■ Instructions for the task: Below are entries; tally how many lines hold the string "index" and answer with only that figure.

::::

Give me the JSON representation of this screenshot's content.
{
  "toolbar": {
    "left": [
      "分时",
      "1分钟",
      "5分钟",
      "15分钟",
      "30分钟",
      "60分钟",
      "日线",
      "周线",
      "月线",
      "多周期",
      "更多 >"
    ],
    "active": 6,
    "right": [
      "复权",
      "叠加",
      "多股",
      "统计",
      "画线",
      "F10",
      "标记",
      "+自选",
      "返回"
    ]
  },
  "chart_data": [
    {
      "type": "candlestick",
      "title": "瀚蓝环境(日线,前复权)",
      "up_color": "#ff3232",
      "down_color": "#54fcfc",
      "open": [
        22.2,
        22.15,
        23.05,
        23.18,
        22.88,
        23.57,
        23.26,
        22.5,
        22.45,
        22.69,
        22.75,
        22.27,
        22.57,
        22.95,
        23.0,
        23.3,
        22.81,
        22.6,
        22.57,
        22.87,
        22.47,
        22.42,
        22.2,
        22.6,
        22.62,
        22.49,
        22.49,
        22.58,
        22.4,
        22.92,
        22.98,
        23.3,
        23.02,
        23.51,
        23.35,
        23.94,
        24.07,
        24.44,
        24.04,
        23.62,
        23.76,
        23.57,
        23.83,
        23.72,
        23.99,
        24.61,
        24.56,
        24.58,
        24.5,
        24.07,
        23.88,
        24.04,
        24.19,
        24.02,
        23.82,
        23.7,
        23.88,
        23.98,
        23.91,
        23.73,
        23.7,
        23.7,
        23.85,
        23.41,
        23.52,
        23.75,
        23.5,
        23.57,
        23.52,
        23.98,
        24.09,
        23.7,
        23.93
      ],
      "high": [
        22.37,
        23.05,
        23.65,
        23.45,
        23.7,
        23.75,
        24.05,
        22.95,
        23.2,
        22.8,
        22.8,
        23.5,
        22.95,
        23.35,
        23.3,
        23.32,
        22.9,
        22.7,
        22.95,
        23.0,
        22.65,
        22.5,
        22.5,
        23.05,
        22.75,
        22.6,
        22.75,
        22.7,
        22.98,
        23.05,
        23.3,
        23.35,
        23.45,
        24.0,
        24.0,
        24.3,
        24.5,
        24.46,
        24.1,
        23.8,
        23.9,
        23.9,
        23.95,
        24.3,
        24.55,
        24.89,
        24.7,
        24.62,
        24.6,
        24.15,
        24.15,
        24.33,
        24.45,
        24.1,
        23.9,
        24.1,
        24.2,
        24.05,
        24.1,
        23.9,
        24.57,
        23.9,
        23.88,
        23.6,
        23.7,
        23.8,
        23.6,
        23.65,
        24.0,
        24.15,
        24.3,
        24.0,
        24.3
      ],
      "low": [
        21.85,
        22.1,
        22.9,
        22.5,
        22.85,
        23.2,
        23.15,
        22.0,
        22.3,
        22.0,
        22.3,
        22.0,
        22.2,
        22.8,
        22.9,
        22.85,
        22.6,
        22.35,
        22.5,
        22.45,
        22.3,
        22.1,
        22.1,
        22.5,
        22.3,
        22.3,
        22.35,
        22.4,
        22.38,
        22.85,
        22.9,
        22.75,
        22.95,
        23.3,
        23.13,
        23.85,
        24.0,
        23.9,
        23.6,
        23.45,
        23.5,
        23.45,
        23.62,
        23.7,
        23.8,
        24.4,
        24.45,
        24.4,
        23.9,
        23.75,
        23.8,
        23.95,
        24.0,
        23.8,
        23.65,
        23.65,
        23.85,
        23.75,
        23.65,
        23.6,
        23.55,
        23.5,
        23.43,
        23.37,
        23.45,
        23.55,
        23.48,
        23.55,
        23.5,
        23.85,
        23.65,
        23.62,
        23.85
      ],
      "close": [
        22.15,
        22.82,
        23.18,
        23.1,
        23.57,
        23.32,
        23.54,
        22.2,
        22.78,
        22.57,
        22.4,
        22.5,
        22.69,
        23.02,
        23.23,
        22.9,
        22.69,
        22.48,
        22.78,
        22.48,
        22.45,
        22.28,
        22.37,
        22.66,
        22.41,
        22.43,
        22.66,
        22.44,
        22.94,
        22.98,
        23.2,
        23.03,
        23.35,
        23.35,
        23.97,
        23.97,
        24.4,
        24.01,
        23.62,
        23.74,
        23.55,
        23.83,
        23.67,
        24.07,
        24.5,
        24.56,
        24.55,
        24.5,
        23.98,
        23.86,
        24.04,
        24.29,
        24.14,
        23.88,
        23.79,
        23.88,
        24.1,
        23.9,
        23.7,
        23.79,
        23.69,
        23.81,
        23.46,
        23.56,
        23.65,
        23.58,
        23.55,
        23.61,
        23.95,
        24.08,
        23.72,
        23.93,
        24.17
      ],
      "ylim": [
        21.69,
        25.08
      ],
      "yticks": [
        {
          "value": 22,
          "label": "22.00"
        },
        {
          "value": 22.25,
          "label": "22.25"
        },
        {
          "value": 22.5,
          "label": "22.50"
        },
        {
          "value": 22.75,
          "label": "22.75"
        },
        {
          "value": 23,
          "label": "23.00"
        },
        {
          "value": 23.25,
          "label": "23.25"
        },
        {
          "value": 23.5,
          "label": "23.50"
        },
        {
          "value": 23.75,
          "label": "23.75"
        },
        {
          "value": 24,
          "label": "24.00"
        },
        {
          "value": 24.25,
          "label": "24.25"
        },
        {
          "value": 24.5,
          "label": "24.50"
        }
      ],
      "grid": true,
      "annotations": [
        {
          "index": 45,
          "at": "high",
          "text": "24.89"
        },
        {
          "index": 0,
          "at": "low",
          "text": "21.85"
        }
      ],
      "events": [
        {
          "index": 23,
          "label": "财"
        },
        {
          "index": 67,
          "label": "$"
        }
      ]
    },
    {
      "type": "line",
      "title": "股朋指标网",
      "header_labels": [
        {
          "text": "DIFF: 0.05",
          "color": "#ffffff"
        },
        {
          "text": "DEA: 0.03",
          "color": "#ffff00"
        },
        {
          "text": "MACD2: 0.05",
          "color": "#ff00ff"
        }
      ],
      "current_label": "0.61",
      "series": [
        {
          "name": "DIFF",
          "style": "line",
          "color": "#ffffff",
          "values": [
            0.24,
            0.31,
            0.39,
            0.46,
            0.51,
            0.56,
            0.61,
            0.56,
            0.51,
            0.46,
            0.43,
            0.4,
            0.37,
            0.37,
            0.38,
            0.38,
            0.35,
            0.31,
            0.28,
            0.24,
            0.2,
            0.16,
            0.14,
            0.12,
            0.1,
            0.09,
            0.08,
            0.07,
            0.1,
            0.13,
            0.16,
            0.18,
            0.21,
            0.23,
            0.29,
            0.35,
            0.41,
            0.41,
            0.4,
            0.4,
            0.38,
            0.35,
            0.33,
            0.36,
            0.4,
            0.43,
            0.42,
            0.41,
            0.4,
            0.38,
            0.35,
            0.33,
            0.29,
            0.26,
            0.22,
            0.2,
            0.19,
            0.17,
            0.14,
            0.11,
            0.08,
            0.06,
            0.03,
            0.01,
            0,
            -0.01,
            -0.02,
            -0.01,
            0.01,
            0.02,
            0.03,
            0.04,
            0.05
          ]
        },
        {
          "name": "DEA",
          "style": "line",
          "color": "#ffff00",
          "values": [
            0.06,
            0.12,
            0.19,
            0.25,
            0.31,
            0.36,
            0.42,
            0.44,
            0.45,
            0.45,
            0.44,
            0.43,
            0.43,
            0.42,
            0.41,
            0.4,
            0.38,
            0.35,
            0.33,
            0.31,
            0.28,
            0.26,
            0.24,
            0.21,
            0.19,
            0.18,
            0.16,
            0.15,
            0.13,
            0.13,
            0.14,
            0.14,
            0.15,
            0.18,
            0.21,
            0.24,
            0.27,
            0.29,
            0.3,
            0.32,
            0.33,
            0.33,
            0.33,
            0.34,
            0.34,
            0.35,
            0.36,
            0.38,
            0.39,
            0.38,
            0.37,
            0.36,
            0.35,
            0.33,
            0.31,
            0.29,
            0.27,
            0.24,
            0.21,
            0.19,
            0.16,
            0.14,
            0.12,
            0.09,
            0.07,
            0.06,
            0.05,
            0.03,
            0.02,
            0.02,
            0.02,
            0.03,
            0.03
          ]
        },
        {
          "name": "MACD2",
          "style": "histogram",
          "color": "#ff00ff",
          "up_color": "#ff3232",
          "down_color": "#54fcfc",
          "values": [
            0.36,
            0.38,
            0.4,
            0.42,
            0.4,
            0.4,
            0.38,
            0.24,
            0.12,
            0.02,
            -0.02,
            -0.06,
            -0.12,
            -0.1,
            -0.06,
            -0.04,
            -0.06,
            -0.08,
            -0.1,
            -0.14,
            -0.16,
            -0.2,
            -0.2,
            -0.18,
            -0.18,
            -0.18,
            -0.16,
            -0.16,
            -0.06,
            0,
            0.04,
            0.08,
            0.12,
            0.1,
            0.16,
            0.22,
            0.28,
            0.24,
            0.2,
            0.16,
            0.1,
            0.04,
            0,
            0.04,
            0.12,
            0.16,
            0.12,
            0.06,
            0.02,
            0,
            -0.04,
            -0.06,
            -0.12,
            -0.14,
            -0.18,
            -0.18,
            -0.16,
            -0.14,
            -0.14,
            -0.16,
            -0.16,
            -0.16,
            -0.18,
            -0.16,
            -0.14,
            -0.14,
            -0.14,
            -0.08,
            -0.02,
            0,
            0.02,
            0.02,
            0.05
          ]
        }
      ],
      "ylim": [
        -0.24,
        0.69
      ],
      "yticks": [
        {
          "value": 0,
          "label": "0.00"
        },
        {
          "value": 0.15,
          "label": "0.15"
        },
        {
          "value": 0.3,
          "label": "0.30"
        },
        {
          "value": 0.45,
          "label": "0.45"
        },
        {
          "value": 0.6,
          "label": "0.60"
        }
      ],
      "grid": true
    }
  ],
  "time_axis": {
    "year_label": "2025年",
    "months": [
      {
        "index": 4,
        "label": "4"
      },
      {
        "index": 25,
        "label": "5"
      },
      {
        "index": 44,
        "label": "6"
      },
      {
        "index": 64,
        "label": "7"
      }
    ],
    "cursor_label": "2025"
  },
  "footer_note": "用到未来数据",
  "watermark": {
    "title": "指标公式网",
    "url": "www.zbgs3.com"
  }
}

::::

■ Result of the task: 8